--- START Recorded information ---

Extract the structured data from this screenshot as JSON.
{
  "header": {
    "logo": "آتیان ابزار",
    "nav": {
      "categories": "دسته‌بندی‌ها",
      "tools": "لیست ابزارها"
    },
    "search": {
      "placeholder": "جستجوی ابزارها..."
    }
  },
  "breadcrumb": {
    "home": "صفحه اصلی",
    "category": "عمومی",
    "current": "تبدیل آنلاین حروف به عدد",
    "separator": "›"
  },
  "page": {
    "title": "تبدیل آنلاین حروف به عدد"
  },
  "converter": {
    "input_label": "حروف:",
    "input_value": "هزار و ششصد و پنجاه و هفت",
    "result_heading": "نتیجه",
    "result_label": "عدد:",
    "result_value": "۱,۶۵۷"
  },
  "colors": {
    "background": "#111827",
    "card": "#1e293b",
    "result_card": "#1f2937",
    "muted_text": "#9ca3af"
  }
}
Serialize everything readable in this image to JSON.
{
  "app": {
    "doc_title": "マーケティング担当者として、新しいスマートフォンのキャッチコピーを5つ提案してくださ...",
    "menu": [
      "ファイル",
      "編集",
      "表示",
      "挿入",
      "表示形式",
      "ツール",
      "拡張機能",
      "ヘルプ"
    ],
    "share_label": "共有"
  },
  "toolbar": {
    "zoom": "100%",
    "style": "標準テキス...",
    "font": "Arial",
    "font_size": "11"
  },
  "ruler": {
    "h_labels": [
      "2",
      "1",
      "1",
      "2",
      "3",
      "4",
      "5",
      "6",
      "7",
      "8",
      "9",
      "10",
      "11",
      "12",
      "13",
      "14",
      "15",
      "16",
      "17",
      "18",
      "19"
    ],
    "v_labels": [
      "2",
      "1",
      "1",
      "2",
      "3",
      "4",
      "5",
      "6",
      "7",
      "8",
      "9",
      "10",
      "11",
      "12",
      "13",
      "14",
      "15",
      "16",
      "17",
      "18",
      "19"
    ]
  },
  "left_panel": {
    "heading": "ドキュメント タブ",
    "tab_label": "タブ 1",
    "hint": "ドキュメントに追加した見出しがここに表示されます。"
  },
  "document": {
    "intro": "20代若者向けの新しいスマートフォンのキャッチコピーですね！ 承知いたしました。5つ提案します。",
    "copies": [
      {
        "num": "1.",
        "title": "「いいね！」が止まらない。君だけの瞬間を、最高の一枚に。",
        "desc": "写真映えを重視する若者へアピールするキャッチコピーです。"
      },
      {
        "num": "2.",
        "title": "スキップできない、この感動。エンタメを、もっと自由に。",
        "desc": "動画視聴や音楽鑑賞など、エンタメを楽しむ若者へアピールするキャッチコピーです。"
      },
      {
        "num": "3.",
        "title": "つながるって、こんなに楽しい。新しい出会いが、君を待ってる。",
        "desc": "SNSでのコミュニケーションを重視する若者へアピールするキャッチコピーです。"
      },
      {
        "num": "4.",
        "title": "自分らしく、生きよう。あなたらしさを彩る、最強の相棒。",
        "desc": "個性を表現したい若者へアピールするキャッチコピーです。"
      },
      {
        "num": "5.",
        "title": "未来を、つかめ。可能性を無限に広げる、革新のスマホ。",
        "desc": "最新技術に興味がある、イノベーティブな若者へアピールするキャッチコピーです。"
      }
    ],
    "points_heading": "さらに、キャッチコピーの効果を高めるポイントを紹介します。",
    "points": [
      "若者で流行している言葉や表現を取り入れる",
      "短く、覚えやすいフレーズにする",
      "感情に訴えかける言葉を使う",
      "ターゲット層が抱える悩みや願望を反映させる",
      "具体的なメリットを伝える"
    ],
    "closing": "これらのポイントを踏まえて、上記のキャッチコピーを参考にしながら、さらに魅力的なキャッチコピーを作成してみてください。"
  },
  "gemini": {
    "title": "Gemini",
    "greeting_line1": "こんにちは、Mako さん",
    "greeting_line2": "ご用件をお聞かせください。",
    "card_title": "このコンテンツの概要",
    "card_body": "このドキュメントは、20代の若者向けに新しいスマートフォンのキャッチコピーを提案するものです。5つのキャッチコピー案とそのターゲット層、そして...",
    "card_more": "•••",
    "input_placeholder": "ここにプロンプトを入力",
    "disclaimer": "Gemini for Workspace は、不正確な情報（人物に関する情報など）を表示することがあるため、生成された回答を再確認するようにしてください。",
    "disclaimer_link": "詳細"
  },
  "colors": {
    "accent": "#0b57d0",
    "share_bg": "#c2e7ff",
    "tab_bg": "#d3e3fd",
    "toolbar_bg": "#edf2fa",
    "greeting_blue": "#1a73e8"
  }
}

--- END Recorded information ---

- Short task: Set down the entries above again, word for word.

- Response to this exercise:
Extract the structured data from this screenshot as JSON.
{
  "header": {
    "logo": "آتیان ابزار",
    "nav": {
      "categories": "دسته‌بندی‌ها",
      "tools": "لیست ابزارها"
    },
    "search": {
      "placeholder": "جستجوی ابزارها..."
    }
  },
  "breadcrumb": {
    "home": "صفحه اصلی",
    "category": "عمومی",
    "current": "تبدیل آنلاین حروف به عدد",
    "separator": "›"
  },
  "page": {
    "title": "تبدیل آنلاین حروف به عدد"
  },
  "converter": {
    "input_label": "حروف:",
    "input_value": "هزار و ششصد و پنجاه و هفت",
    "result_heading": "نتیجه",
    "result_label": "عدد:",
    "result_value": "۱,۶۵۷"
  },
  "colors": {
    "background": "#111827",
    "card": "#1e293b",
    "result_card": "#1f2937",
    "muted_text": "#9ca3af"
  }
}
Serialize everything readable in this image to JSON.
{
  "app": {
    "doc_title": "マーケティング担当者として、新しいスマートフォンのキャッチコピーを5つ提案してくださ...",
    "menu": [
      "ファイル",
      "編集",
      "表示",
      "挿入",
      "表示形式",
      "ツール",
      "拡張機能",
      "ヘルプ"
    ],
    "share_label": "共有"
  },
  "toolbar": {
    "zoom": "100%",
    "style": "標準テキス...",
    "font": "Arial",
    "font_size": "11"
  },
  "ruler": {
    "h_labels": [
      "2",
      "1",
      "1",
      "2",
      "3",
      "4",
      "5",
      "6",
      "7",
      "8",
      "9",
      "10",
      "11",
      "12",
      "13",
      "14",
      "15",
      "16",
      "17",
      "18",
      "19"
    ],
    "v_labels": [
      "2",
      "1",
      "1",
      "2",
      "3",
      "4",
      "5",
      "6",
      "7",
      "8",
      "9",
      "10",
      "11",
      "12",
      "13",
      "14",
      "15",
      "16",
      "17",
      "18",
      "19"
    ]
  },
  "left_panel": {
    "heading": "ドキュメント タブ",
    "tab_label": "タブ 1",
    "hint": "ドキュメントに追加した見出しがここに表示されます。"
  },
  "document": {
    "intro": "20代若者向けの新しいスマートフォンのキャッチコピーですね！ 承知いたしました。5つ提案します。",
    "copies": [
      {
        "num": "1.",
        "title": "「いいね！」が止まらない。君だけの瞬間を、最高の一枚に。",
        "desc": "写真映えを重視する若者へアピールするキャッチコピーです。"
      },
      {
        "num": "2.",
        "title": "スキップできない、この感動。エンタメを、もっと自由に。",
        "desc": "動画視聴や音楽鑑賞など、エンタメを楽しむ若者へアピールするキャッチコピーです。"
      },
      {
        "num": "3.",
        "title": "つながるって、こんなに楽しい。新しい出会いが、君を待ってる。",
        "desc": "SNSでのコミュニケーションを重視する若者へアピールするキャッチコピーです。"
      },
      {
        "num": "4.",
        "title": "自分らしく、生きよう。あなたらしさを彩る、最強の相棒。",
        "desc": "個性を表現したい若者へアピールするキャッチコピーです。"
      },
      {
        "num": "5.",
        "title": "未来を、つかめ。可能性を無限に広げる、革新のスマホ。",
        "desc": "最新技術に興味がある、イノベーティブな若者へアピールするキャッチコピーです。"
      }
    ],
    "points_heading": "さらに、キャッチコピーの効果を高めるポイントを紹介します。",
    "points": [
      "若者で流行している言葉や表現を取り入れる",
      "短く、覚えやすいフレーズにする",
      "感情に訴えかける言葉を使う",
      "ターゲット層が抱える悩みや願望を反映させる",
      "具体的なメリットを伝える"
    ],
    "closing": "これらのポイントを踏まえて、上記のキャッチコピーを参考にしながら、さらに魅力的なキャッチコピーを作成してみてください。"
  },
  "gemini": {
    "title": "Gemini",
    "greeting_line1": "こんにちは、Mako さん",
    "greeting_line2": "ご用件をお聞かせください。",
    "card_title": "このコンテンツの概要",
    "card_body": "このドキュメントは、20代の若者向けに新しいスマートフォンのキャッチコピーを提案するものです。5つのキャッチコピー案とそのターゲット層、そして...",
    "card_more": "•••",
    "input_placeholder": "ここにプロンプトを入力",
    "disclaimer": "Gemini for Workspace は、不正確な情報（人物に関する情報など）を表示することがあるため、生成された回答を再確認するようにしてください。",
    "disclaimer_link": "詳細"
  },
  "colors": {
    "accent": "#0b57d0",
    "share_bg": "#c2e7ff",
    "tab_bg": "#d3e3fd",
    "toolbar_bg": "#edf2fa",
    "greeting_blue": "#1a73e8"
  }
}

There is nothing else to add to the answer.